*Exercise brief*.
All the records that follow need to be reproduced exactly. Omit the images.
## START Recorded information
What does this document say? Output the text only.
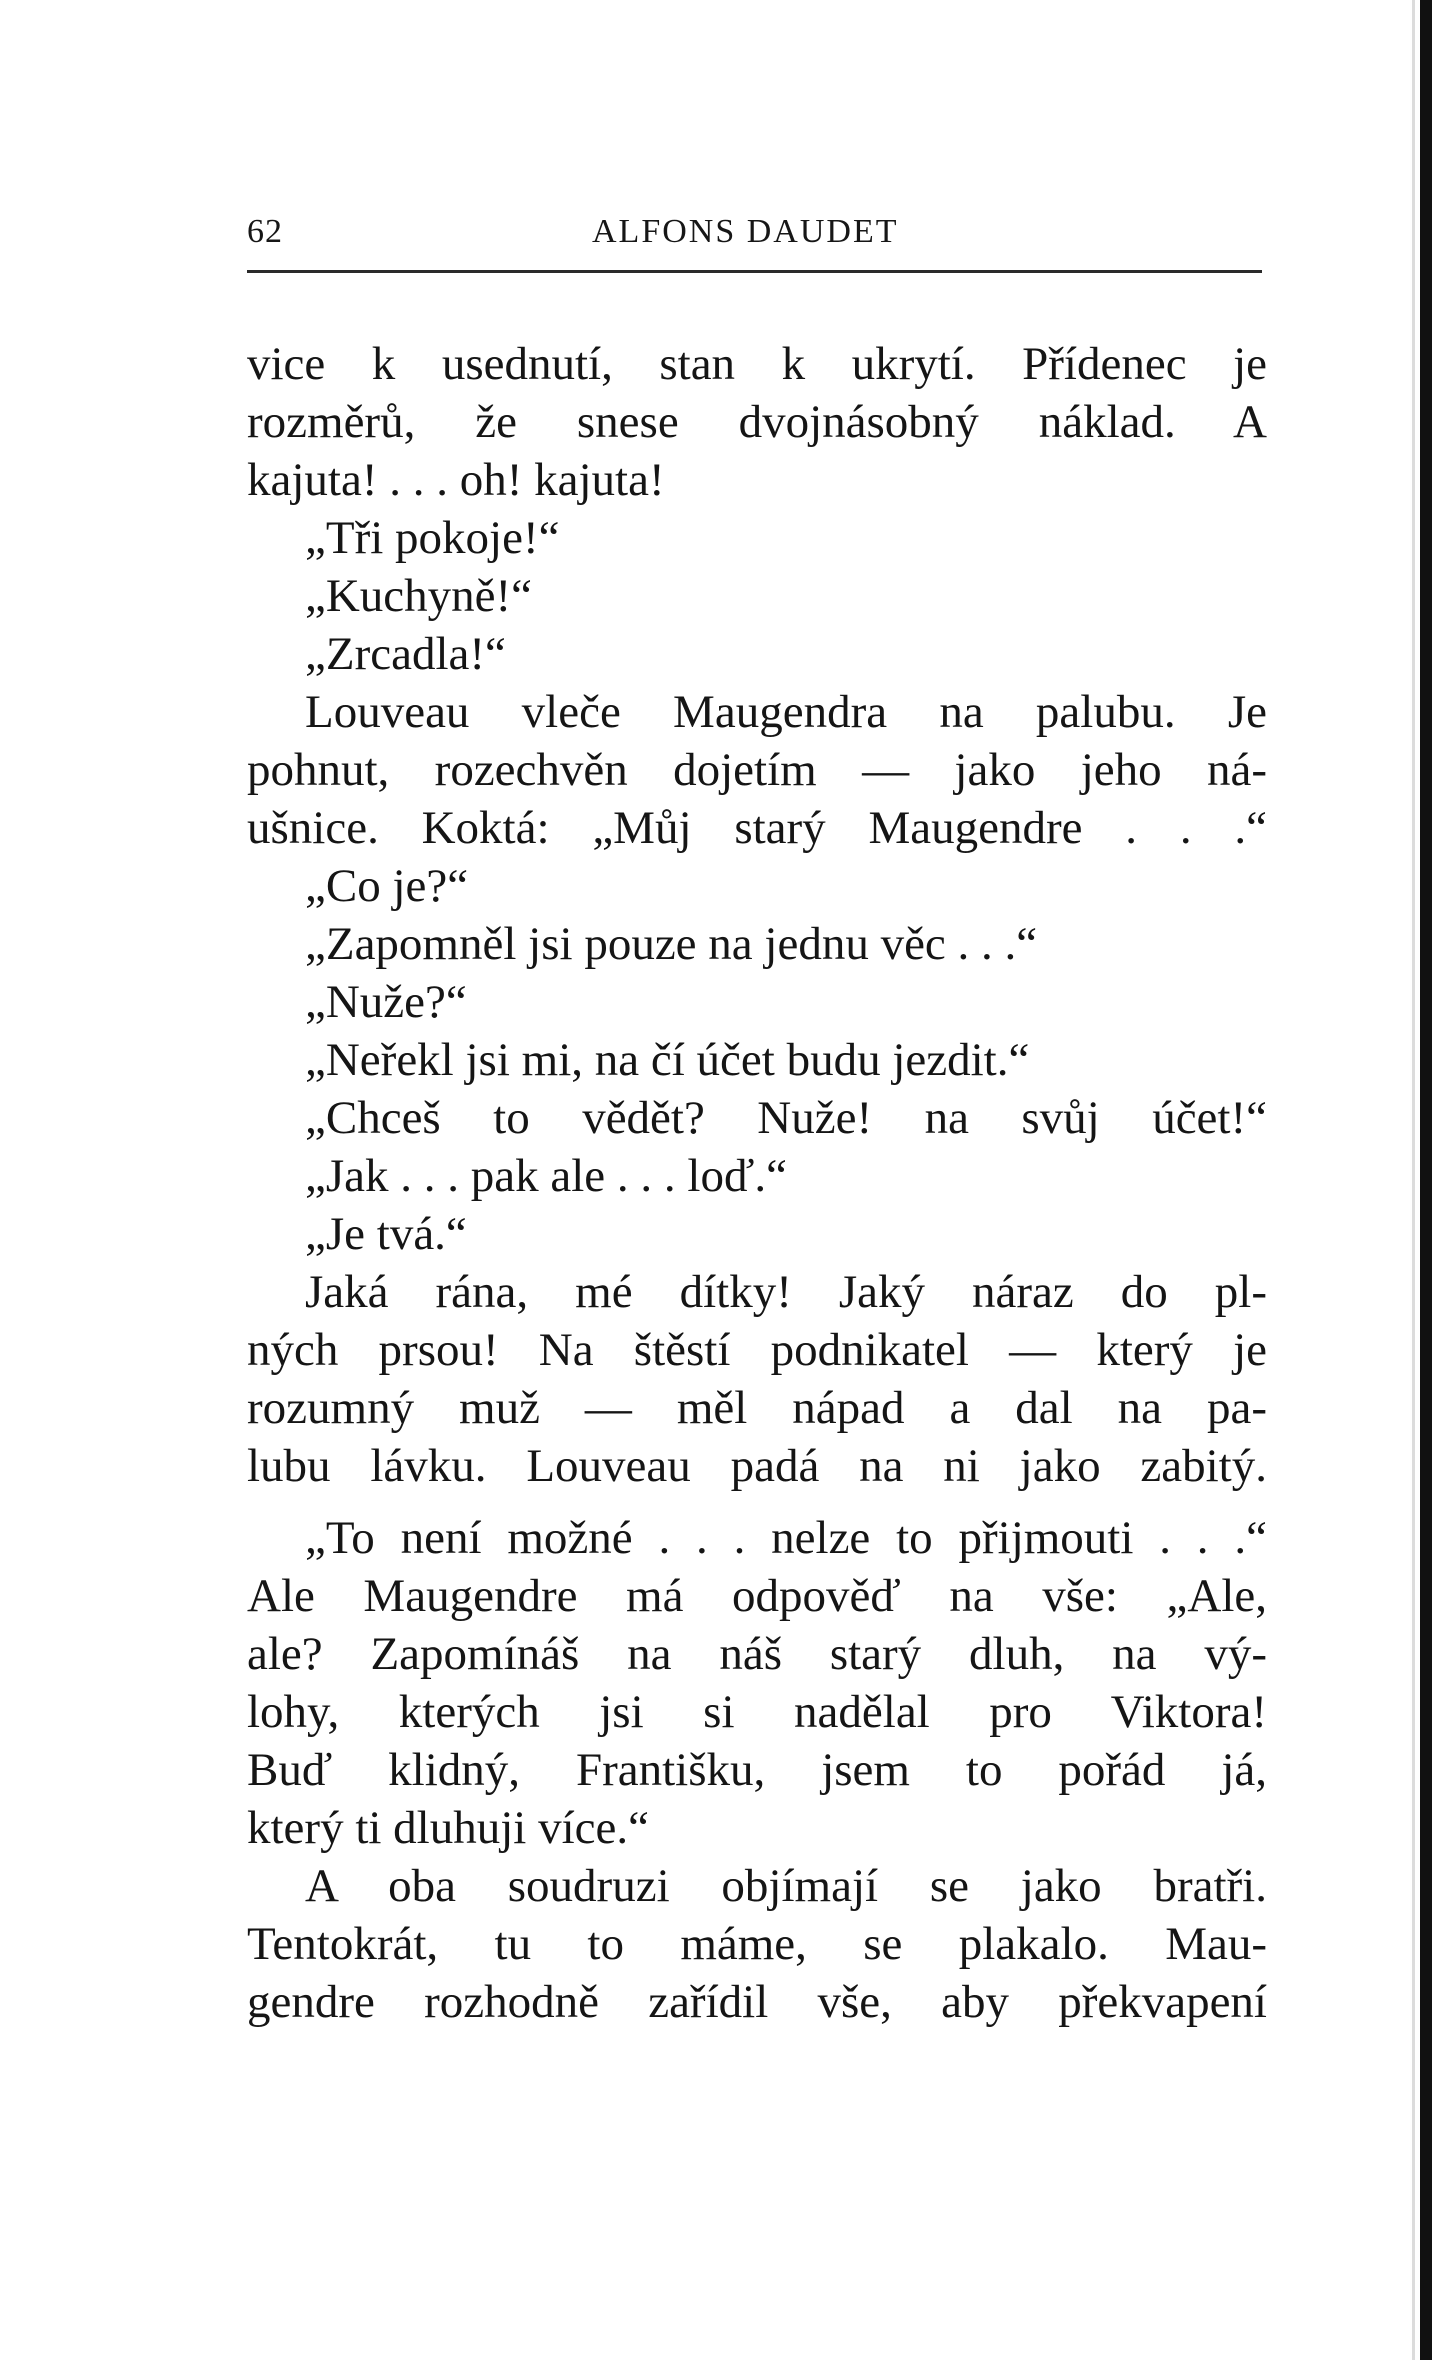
62	ALFONS DAUDET
vice k usednutí, stan k ukrytí. Přídenec je
rozměrů, že snese dvojnásobný náklad. A
kajuta! . . . oh! kajuta!
„Tři pokoje!“
„Kuchyně!“
„Zrcadla!“
Louveau vleče Maugendra na palubu. Je
pohnut, rozechvěn dojetím — jako jeho ná-
ušnice. Koktá: „Můj starý Maugendre . . .“
„Co je?“
„Zapomněl jsi pouze na jednu věc . . .“
„Nuže?“
„Neřekl jsi mi, na čí účet budu jezdit.“
„Chceš to vědět? Nuže! na svůj účet!“
„Jak . . . pak ale . . . loď.“
„Je tvá.“
Jaká rána, mé dítky! Jaký náraz do pl-
ných prsou! Na štěstí podnikatel — který je
rozumný muž — měl nápad a dal na pa-
lubu lávku. Louveau padá na ni jako zabitý.
„To není možné . . . nelze to přijmouti . . .“
Ale Maugendre má odpověď na vše: „Ale,
ale? Zapomínáš na náš starý dluh, na vý-
lohy, kterých jsi si nadělal pro Viktora!
Buď klidný, Františku, jsem to pořád já,
který ti dluhuji více.“
A oba soudruzi objímají se jako bratři.
Tentokrát, tu to máme, se plakalo. Mau-
gendre rozhodně zařídil vše, aby překvapení
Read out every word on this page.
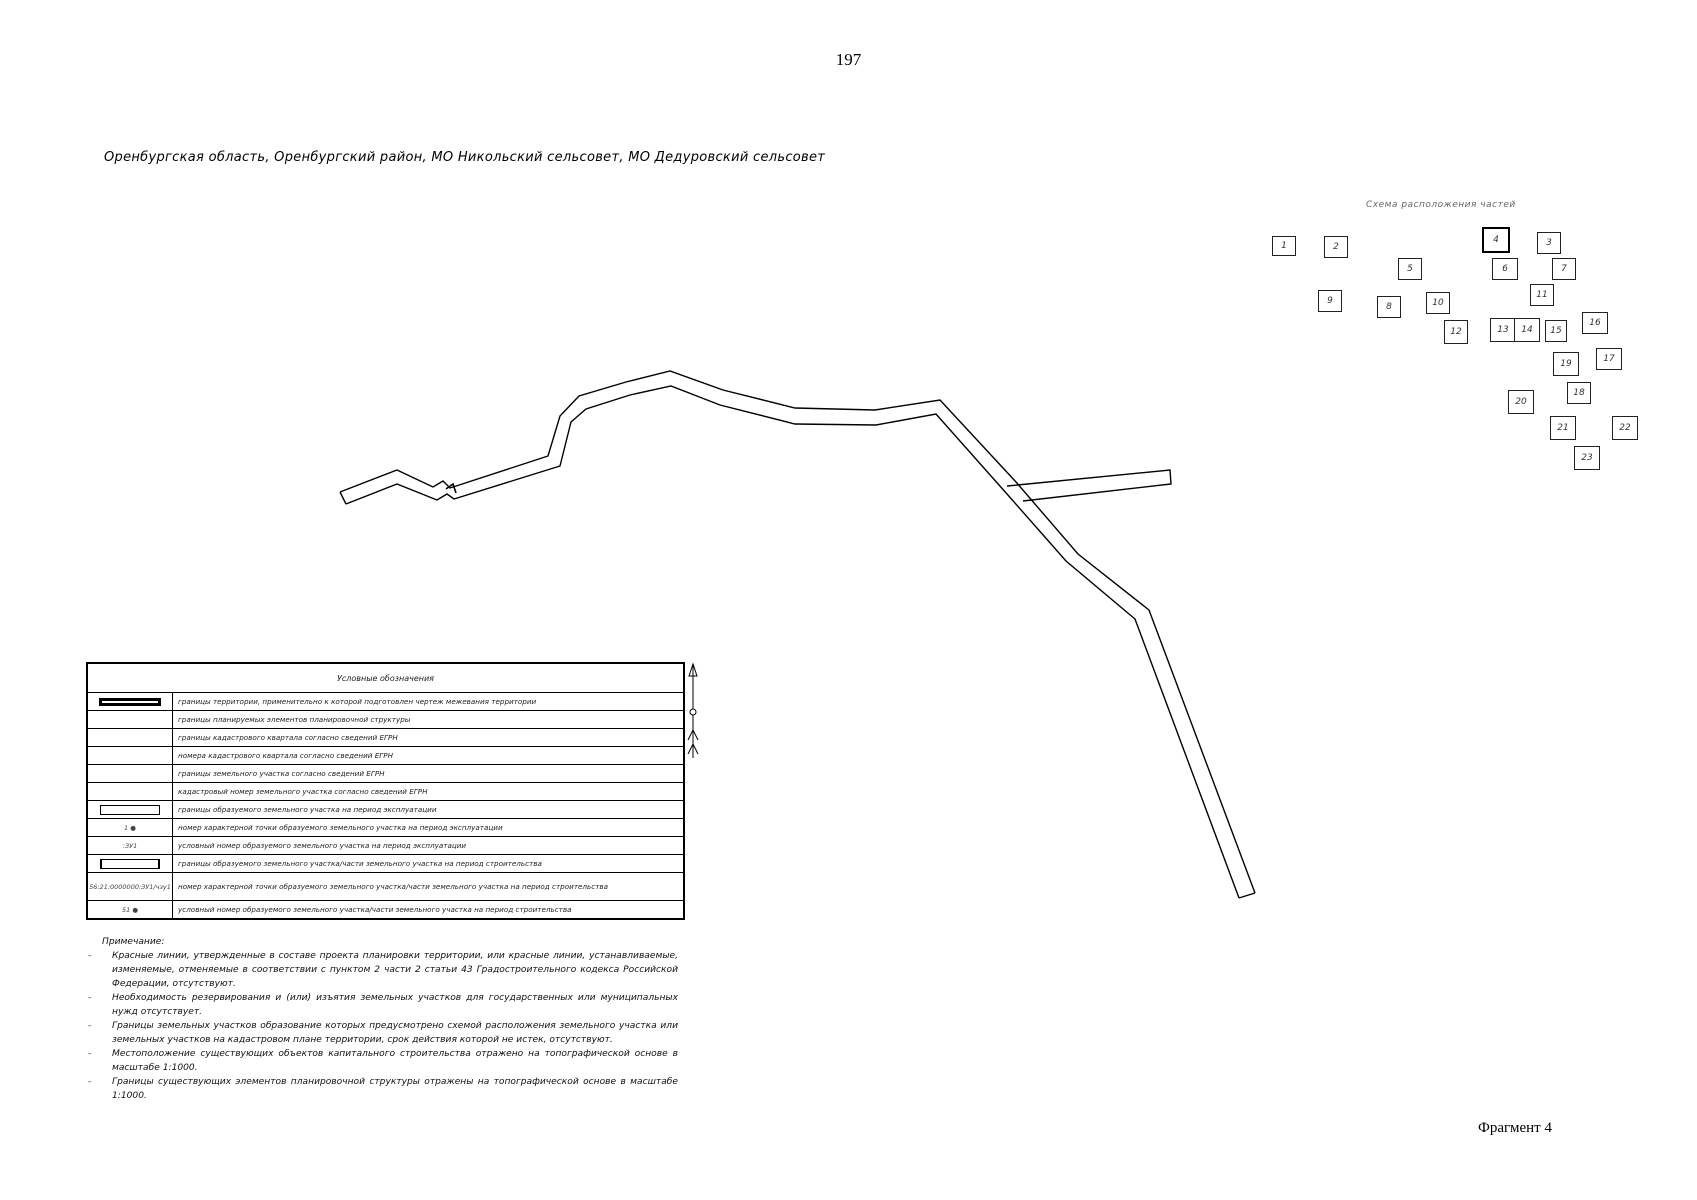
197
Оренбургская область, Оренбургский район, МО Никольский сельсовет, МО Дедуровский сельсовет
Схема расположения частей
1	2	3
4
5	6	7
8
9	10
11
12	13 14 15
16
17
18
19
20
21	22
23
Условные обозначения
границы территории, применительно к которой подготовлен чертеж межевания территории
границы планируемых элементов планировочной структуры
границы кадастрового квартала согласно сведений ЕГРН
номера кадастрового квартала согласно сведений ЕГРН
границы земельного участка согласно сведений ЕГРН
кадастровый номер земельного участка согласно сведений ЕГРН
границы образуемого земельного участка на период эксплуатации
1 ●	номер характерной точки образуемого земельного участка на период эксплуатации
:ЗУ1	условный номер образуемого земельного участка на период эксплуатации
границы образуемого земельного участка/части земельного участка на период строительства
56:21:0000000:ЗУ1/чзу1 номер характерной точки образуемого земельного участка/части земельного участка на период строительства
51 ●	условный номер образуемого земельного участка/части земельного участка на период строительства
Примечание:
- Красные линии, утвержденные в составе проекта планировки территории, или красные линии, устанавливаемые, изменяемые, отменяемые в соответствии с пунктом 2 части 2 статьи 43 Градостроительного кодекса Российской Федерации, отсутствуют.
- Необходимость резервирования и (или) изъятия земельных участков для государственных или муниципальных нужд отсутствует.
- Границы земельных участков образование которых предусмотрено схемой расположения земельного участка или земельных участков на кадастровом плане территории, срок действия которой не истек, отсутствуют.
- Местоположение существующих объектов капитального строительства отражено на топографической основе в масштабе 1:1000.
- Границы существующих элементов планировочной структуры отражены на топографической основе в масштабе 1:1000.
Фрагмент 4
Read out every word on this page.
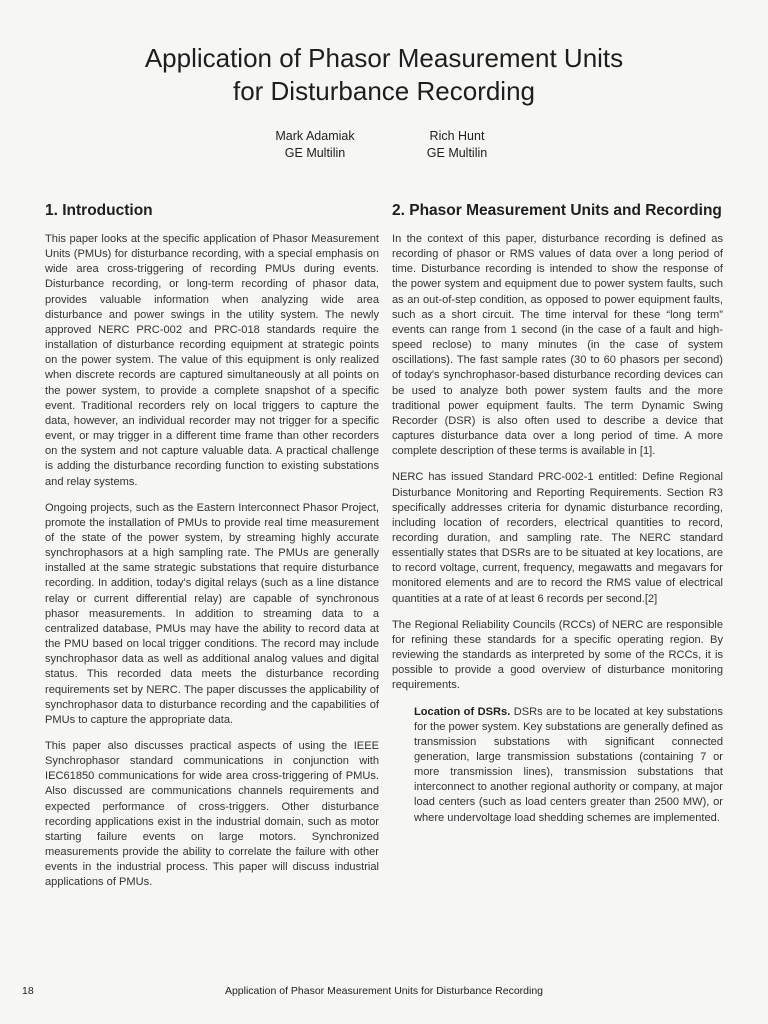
Application of Phasor Measurement Units
for Disturbance Recording
Mark Adamiak
GE Multilin
Rich Hunt
GE Multilin
1. Introduction

This paper looks at the specific application of Phasor Measurement Units (PMUs) for disturbance recording, with a special emphasis on wide area cross-triggering of recording PMUs during events. Disturbance recording, or long-term recording of phasor data, provides valuable information when analyzing wide area disturbance and power swings in the utility system. The newly approved NERC PRC-002 and PRC-018 standards require the installation of disturbance recording equipment at strategic points on the power system. The value of this equipment is only realized when discrete records are captured simultaneously at all points on the power system, to provide a complete snapshot of a specific event. Traditional recorders rely on local triggers to capture the data, however, an individual recorder may not trigger for a specific event, or may trigger in a different time frame than other recorders on the system and not capture valuable data. A practical challenge is adding the disturbance recording function to existing substations and relay systems.

Ongoing projects, such as the Eastern Interconnect Phasor Project, promote the installation of PMUs to provide real time measurement of the state of the power system, by streaming highly accurate synchrophasors at a high sampling rate. The PMUs are generally installed at the same strategic substations that require disturbance recording. In addition, today's digital relays (such as a line distance relay or current differential relay) are capable of synchronous phasor measurements. In addition to streaming data to a centralized database, PMUs may have the ability to record data at the PMU based on local trigger conditions. The record may include synchrophasor data as well as additional analog values and digital status. This recorded data meets the disturbance recording requirements set by NERC. The paper discusses the applicability of synchrophasor data to disturbance recording and the capabilities of PMUs to capture the appropriate data.

This paper also discusses practical aspects of using the IEEE Synchrophasor standard communications in conjunction with IEC61850 communications for wide area cross-triggering of PMUs. Also discussed are communications channels requirements and expected performance of cross-triggers. Other disturbance recording applications exist in the industrial domain, such as motor starting failure events on large motors. Synchronized measurements provide the ability to correlate the failure with other events in the industrial process. This paper will discuss industrial applications of PMUs.

2. Phasor Measurement Units and Recording

In the context of this paper, disturbance recording is defined as recording of phasor or RMS values of data over a long period of time. Disturbance recording is intended to show the response of the power system and equipment due to power system faults, such as an out-of-step condition, as opposed to power equipment faults, such as a short circuit. The time interval for these “long term” events can range from 1 second (in the case of a fault and high-speed reclose) to many minutes (in the case of system oscillations). The fast sample rates (30 to 60 phasors per second) of today's synchrophasor-based disturbance recording devices can be used to analyze both power system faults and the more traditional power equipment faults. The term Dynamic Swing Recorder (DSR) is also often used to describe a device that captures disturbance data over a long period of time. A more complete description of these terms is available in [1].

NERC has issued Standard PRC-002-1 entitled: Define Regional Disturbance Monitoring and Reporting Requirements. Section R3 specifically addresses criteria for dynamic disturbance recording, including location of recorders, electrical quantities to record, recording duration, and sampling rate. The NERC standard essentially states that DSRs are to be situated at key locations, are to record voltage, current, frequency, megawatts and megavars for monitored elements and are to record the RMS value of electrical quantities at a rate of at least 6 records per second.[2]

The Regional Reliability Councils (RCCs) of NERC are responsible for refining these standards for a specific operating region. By reviewing the standards as interpreted by some of the RCCs, it is possible to provide a good overview of disturbance monitoring requirements.

Location of DSRs. DSRs are to be located at key substations for the power system. Key substations are generally defined as transmission substations with significant connected generation, large transmission substations (containing 7 or more transmission lines), transmission substations that interconnect to another regional authority or company, at major load centers (such as load centers greater than 2500 MW), or where undervoltage load shedding schemes are implemented.

18	Application of Phasor Measurement Units for Disturbance Recording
## END Recorded information
*Response to the task*.
What does this document say? Output the text only.
62	ALFONS DAUDET
vice k usednutí, stan k ukrytí. Přídenec je
rozměrů, že snese dvojnásobný náklad. A
kajuta! . . . oh! kajuta!
„Tři pokoje!“
„Kuchyně!“
„Zrcadla!“
Louveau vleče Maugendra na palubu. Je
pohnut, rozechvěn dojetím — jako jeho ná-
ušnice. Koktá: „Můj starý Maugendre . . .“
„Co je?“
„Zapomněl jsi pouze na jednu věc . . .“
„Nuže?“
„Neřekl jsi mi, na čí účet budu jezdit.“
„Chceš to vědět? Nuže! na svůj účet!“
„Jak . . . pak ale . . . loď.“
„Je tvá.“
Jaká rána, mé dítky! Jaký náraz do pl-
ných prsou! Na štěstí podnikatel — který je
rozumný muž — měl nápad a dal na pa-
lubu lávku. Louveau padá na ni jako zabitý.
„To není možné . . . nelze to přijmouti . . .“
Ale Maugendre má odpověď na vše: „Ale,
ale? Zapomínáš na náš starý dluh, na vý-
lohy, kterých jsi si nadělal pro Viktora!
Buď klidný, Františku, jsem to pořád já,
který ti dluhuji více.“
A oba soudruzi objímají se jako bratři.
Tentokrát, tu to máme, se plakalo. Mau-
gendre rozhodně zařídil vše, aby překvapení
Read out every word on this page.
197
Оренбургская область, Оренбургский район, МО Никольский сельсовет, МО Дедуровский сельсовет
Схема расположения частей
1	2	3
4
5	6	7
8
9	10
11
12	13 14 15
16
17
18
19
20
21	22
23
Условные обозначения
границы территории, применительно к которой подготовлен чертеж межевания территории
границы планируемых элементов планировочной структуры
границы кадастрового квартала согласно сведений ЕГРН
номера кадастрового квартала согласно сведений ЕГРН
границы земельного участка согласно сведений ЕГРН
кадастровый номер земельного участка согласно сведений ЕГРН
границы образуемого земельного участка на период эксплуатации
1 ●	номер характерной точки образуемого земельного участка на период эксплуатации
:ЗУ1	условный номер образуемого земельного участка на период эксплуатации
границы образуемого земельного участка/части земельного участка на период строительства
56:21:0000000:ЗУ1/чзу1 номер характерной точки образуемого земельного участка/части земельного участка на период строительства
51 ●	условный номер образуемого земельного участка/части земельного участка на период строительства
Примечание:
- Красные линии, утвержденные в составе проекта планировки территории, или красные линии, устанавливаемые, изменяемые, отменяемые в соответствии с пунктом 2 части 2 статьи 43 Градостроительного кодекса Российской Федерации, отсутствуют.
- Необходимость резервирования и (или) изъятия земельных участков для государственных или муниципальных нужд отсутствует.
- Границы земельных участков образование которых предусмотрено схемой расположения земельного участка или земельных участков на кадастровом плане территории, срок действия которой не истек, отсутствуют.
- Местоположение существующих объектов капитального строительства отражено на топографической основе в масштабе 1:1000.
- Границы существующих элементов планировочной структуры отражены на топографической основе в масштабе 1:1000.
Фрагмент 4
Read out every word on this page.
Application of Phasor Measurement Units
for Disturbance Recording
Mark Adamiak
GE Multilin
Rich Hunt
GE Multilin
1. Introduction

This paper looks at the specific application of Phasor Measurement Units (PMUs) for disturbance recording, with a special emphasis on wide area cross-triggering of recording PMUs during events. Disturbance recording, or long-term recording of phasor data, provides valuable information when analyzing wide area disturbance and power swings in the utility system. The newly approved NERC PRC-002 and PRC-018 standards require the installation of disturbance recording equipment at strategic points on the power system. The value of this equipment is only realized when discrete records are captured simultaneously at all points on the power system, to provide a complete snapshot of a specific event. Traditional recorders rely on local triggers to capture the data, however, an individual recorder may not trigger for a specific event, or may trigger in a different time frame than other recorders on the system and not capture valuable data. A practical challenge is adding the disturbance recording function to existing substations and relay systems.

Ongoing projects, such as the Eastern Interconnect Phasor Project, promote the installation of PMUs to provide real time measurement of the state of the power system, by streaming highly accurate synchrophasors at a high sampling rate. The PMUs are generally installed at the same strategic substations that require disturbance recording. In addition, today's digital relays (such as a line distance relay or current differential relay) are capable of synchronous phasor measurements. In addition to streaming data to a centralized database, PMUs may have the ability to record data at the PMU based on local trigger conditions. The record may include synchrophasor data as well as additional analog values and digital status. This recorded data meets the disturbance recording requirements set by NERC. The paper discusses the applicability of synchrophasor data to disturbance recording and the capabilities of PMUs to capture the appropriate data.

This paper also discusses practical aspects of using the IEEE Synchrophasor standard communications in conjunction with IEC61850 communications for wide area cross-triggering of PMUs. Also discussed are communications channels requirements and expected performance of cross-triggers. Other disturbance recording applications exist in the industrial domain, such as motor starting failure events on large motors. Synchronized measurements provide the ability to correlate the failure with other events in the industrial process. This paper will discuss industrial applications of PMUs.

2. Phasor Measurement Units and Recording

In the context of this paper, disturbance recording is defined as recording of phasor or RMS values of data over a long period of time. Disturbance recording is intended to show the response of the power system and equipment due to power system faults, such as an out-of-step condition, as opposed to power equipment faults, such as a short circuit. The time interval for these “long term” events can range from 1 second (in the case of a fault and high-speed reclose) to many minutes (in the case of system oscillations). The fast sample rates (30 to 60 phasors per second) of today's synchrophasor-based disturbance recording devices can be used to analyze both power system faults and the more traditional power equipment faults. The term Dynamic Swing Recorder (DSR) is also often used to describe a device that captures disturbance data over a long period of time. A more complete description of these terms is available in [1].

NERC has issued Standard PRC-002-1 entitled: Define Regional Disturbance Monitoring and Reporting Requirements. Section R3 specifically addresses criteria for dynamic disturbance recording, including location of recorders, electrical quantities to record, recording duration, and sampling rate. The NERC standard essentially states that DSRs are to be situated at key locations, are to record voltage, current, frequency, megawatts and megavars for monitored elements and are to record the RMS value of electrical quantities at a rate of at least 6 records per second.[2]

The Regional Reliability Councils (RCCs) of NERC are responsible for refining these standards for a specific operating region. By reviewing the standards as interpreted by some of the RCCs, it is possible to provide a good overview of disturbance monitoring requirements.

Location of DSRs. DSRs are to be located at key substations for the power system. Key substations are generally defined as transmission substations with significant connected generation, large transmission substations (containing 7 or more transmission lines), transmission substations that interconnect to another regional authority or company, at major load centers (such as load centers greater than 2500 MW), or where undervoltage load shedding schemes are implemented.

18	Application of Phasor Measurement Units for Disturbance Recording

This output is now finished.